Data excerpts
>> START
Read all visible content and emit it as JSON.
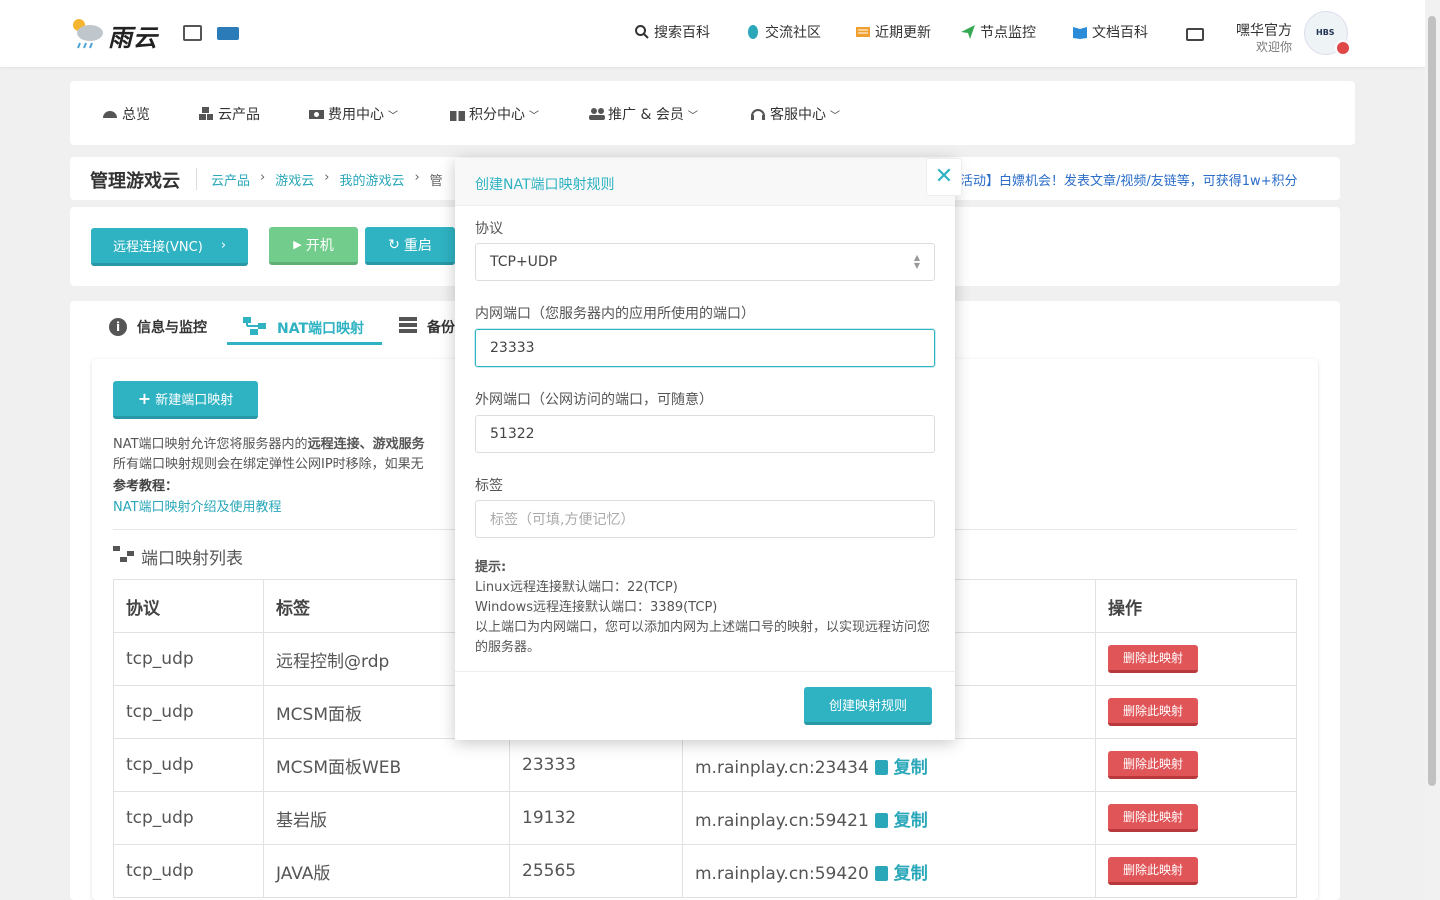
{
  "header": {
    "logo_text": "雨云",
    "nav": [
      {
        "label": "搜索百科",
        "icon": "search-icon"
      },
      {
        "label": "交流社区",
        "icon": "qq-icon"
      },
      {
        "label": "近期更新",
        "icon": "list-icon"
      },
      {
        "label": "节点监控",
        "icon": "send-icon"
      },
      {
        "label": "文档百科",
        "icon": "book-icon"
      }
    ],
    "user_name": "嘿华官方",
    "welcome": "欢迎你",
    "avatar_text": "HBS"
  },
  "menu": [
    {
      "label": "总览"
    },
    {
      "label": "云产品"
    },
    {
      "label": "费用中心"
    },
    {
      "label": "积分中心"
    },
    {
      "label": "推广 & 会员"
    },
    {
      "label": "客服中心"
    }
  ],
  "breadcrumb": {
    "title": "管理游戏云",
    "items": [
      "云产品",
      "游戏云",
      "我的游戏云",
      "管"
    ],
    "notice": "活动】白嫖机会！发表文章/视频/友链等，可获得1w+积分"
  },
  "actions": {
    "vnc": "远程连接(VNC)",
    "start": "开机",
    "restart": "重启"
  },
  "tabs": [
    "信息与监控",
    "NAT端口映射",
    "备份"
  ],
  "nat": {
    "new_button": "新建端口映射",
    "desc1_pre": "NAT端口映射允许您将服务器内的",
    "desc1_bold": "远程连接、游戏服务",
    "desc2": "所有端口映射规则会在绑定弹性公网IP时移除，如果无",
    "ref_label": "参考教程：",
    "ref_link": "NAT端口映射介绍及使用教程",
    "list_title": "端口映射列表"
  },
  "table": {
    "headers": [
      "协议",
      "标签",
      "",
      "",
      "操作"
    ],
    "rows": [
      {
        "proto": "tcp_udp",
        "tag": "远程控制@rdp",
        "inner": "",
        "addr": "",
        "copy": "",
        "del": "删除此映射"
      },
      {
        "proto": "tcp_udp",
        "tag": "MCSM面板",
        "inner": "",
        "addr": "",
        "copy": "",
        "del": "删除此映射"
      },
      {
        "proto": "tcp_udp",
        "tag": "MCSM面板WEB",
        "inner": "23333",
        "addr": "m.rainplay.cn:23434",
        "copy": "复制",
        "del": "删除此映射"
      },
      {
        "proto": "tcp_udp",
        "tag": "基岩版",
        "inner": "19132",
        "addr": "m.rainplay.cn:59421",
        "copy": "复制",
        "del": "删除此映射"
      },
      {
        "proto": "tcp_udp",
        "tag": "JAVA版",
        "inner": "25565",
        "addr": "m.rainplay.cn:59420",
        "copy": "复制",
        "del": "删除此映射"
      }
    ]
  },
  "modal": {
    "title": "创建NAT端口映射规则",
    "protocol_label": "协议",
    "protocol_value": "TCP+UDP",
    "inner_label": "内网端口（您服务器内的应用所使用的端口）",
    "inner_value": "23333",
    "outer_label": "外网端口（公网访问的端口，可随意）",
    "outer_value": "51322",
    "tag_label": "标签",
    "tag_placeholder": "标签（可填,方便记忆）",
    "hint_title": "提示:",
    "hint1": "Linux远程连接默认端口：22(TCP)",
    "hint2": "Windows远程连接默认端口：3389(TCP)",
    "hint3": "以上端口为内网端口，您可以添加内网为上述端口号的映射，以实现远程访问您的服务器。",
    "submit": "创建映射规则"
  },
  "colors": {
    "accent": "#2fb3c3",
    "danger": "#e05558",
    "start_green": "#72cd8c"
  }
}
>> END
>> START
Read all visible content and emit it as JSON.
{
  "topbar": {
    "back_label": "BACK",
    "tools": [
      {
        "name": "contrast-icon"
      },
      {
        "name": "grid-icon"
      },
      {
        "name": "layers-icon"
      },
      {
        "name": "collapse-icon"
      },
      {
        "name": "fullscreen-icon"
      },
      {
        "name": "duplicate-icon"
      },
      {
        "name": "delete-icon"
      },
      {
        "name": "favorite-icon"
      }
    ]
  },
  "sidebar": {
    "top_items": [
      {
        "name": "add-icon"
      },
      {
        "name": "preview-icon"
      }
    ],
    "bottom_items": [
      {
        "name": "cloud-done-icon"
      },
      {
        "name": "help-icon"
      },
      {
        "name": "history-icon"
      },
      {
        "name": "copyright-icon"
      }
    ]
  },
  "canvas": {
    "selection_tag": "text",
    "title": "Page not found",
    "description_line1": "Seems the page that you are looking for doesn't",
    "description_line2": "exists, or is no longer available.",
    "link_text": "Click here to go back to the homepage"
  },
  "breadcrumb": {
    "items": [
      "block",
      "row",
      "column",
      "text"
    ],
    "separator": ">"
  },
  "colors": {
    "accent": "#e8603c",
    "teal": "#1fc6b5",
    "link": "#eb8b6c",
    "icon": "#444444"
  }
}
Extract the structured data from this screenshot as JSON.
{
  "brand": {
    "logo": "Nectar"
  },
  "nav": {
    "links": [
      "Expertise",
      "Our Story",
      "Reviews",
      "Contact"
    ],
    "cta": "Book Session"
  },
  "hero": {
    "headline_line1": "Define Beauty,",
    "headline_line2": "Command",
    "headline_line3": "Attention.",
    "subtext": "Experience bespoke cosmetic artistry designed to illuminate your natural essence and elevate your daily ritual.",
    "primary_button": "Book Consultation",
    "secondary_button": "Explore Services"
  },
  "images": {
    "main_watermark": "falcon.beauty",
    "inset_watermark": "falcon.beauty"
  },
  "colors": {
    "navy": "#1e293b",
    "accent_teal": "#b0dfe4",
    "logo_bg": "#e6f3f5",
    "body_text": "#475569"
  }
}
>> END
# [Problem to solve]
Pull out all lines from the listing that contain the string "addr".

# [Answer for this exercise]
        "addr": "",
        "addr": "",
        "addr": "m.rainplay.cn:23434",
        "addr": "m.rainplay.cn:59421",
        "addr": "m.rainplay.cn:59420",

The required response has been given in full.